## Start PROVIDED INFORMATION

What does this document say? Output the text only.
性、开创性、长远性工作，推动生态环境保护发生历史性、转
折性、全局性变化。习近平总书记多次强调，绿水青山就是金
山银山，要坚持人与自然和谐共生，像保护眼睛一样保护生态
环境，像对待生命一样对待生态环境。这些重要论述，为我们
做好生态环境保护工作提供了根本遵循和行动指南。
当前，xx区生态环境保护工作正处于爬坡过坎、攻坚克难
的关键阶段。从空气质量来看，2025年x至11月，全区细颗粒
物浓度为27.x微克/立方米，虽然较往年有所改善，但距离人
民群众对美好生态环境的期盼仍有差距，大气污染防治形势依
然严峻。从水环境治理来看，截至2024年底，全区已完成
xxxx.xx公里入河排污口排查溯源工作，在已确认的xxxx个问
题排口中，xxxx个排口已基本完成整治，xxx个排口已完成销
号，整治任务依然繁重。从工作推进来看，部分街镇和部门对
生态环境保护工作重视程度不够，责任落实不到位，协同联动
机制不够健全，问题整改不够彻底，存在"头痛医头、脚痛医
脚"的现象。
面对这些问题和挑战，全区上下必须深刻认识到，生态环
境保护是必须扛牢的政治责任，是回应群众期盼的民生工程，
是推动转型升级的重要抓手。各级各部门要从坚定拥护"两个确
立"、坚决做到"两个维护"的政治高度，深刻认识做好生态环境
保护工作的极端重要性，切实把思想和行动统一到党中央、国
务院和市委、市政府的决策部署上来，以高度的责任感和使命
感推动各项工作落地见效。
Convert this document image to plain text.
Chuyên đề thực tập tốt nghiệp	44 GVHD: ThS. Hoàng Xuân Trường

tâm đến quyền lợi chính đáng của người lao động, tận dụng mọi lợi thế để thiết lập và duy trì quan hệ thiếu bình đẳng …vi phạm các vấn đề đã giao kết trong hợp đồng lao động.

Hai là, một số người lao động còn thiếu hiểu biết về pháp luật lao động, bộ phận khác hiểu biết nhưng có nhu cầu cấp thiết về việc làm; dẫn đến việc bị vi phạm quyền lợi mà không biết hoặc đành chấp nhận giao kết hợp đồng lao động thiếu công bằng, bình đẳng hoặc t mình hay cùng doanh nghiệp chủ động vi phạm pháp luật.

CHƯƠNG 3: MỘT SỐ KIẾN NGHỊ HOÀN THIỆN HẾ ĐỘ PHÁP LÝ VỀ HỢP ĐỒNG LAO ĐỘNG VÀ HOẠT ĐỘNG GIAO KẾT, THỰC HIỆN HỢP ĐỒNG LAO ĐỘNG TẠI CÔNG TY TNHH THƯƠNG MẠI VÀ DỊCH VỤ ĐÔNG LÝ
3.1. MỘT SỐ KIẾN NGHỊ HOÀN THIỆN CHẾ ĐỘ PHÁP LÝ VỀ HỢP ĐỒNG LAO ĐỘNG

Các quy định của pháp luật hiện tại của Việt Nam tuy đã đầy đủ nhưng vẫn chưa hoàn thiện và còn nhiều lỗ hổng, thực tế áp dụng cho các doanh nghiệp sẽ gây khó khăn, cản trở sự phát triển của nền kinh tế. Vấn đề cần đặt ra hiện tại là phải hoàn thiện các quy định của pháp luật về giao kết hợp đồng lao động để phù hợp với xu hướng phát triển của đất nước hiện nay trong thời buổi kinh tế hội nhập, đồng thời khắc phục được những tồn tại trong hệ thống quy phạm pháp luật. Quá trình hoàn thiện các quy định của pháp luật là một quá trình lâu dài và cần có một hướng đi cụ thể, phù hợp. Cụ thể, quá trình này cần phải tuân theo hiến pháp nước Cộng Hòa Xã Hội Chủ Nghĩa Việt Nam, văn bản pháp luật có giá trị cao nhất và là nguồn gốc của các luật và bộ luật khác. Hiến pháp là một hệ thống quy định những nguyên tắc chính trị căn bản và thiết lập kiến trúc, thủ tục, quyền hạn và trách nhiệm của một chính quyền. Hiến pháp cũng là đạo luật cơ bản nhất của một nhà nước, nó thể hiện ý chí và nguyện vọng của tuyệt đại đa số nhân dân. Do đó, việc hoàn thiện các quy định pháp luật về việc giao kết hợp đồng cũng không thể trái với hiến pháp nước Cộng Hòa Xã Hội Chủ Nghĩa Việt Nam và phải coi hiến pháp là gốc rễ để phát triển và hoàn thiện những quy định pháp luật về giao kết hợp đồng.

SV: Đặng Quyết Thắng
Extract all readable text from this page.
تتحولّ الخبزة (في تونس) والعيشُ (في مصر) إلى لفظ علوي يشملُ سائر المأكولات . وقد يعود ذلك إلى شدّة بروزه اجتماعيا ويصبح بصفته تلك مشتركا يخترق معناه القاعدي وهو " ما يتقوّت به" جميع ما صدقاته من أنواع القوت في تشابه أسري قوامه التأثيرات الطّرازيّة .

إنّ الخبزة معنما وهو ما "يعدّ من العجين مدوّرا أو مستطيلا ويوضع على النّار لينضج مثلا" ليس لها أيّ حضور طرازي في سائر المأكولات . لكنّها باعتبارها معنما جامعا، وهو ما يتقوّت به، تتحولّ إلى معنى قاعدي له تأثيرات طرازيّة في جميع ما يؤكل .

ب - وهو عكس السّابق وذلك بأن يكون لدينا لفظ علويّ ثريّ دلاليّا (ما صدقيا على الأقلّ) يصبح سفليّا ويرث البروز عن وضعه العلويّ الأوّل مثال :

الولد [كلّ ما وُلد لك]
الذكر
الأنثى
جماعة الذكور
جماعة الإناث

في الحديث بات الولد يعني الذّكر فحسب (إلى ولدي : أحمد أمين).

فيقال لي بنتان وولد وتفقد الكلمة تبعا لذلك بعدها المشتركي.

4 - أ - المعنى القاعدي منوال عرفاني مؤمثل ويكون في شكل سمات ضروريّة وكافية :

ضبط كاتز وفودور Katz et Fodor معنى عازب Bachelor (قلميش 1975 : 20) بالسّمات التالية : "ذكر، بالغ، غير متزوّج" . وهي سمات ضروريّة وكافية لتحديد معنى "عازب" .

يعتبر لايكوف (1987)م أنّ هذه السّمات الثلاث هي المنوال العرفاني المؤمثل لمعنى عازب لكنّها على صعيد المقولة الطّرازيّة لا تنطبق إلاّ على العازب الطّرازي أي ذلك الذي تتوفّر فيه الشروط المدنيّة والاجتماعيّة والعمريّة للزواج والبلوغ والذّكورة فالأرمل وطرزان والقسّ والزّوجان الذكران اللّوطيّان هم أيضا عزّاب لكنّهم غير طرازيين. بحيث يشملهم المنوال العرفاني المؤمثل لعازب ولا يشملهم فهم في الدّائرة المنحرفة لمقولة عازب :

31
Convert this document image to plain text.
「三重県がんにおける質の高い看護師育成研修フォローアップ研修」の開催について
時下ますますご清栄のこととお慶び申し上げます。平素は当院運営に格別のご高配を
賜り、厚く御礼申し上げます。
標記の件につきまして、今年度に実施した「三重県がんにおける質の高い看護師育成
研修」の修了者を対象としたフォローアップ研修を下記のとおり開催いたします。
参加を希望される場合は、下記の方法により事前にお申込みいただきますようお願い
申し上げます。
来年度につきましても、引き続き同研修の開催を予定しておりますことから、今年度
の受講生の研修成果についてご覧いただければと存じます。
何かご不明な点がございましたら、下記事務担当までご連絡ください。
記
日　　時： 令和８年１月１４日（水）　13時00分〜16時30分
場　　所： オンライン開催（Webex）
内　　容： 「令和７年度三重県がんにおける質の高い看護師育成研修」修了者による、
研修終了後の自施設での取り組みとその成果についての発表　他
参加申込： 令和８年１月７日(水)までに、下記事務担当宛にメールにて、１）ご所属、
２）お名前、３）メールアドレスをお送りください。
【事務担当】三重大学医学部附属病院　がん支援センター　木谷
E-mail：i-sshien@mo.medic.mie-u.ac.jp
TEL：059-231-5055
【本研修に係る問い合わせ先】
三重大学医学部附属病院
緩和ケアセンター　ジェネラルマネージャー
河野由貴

## End PROVIDED INFORMATION

** EXERCISE TASK **
Of all the lines in the entries, how many contain the word "三重大学医学部附属病院"? Give only the number.

** RIGHT ANSWER **
2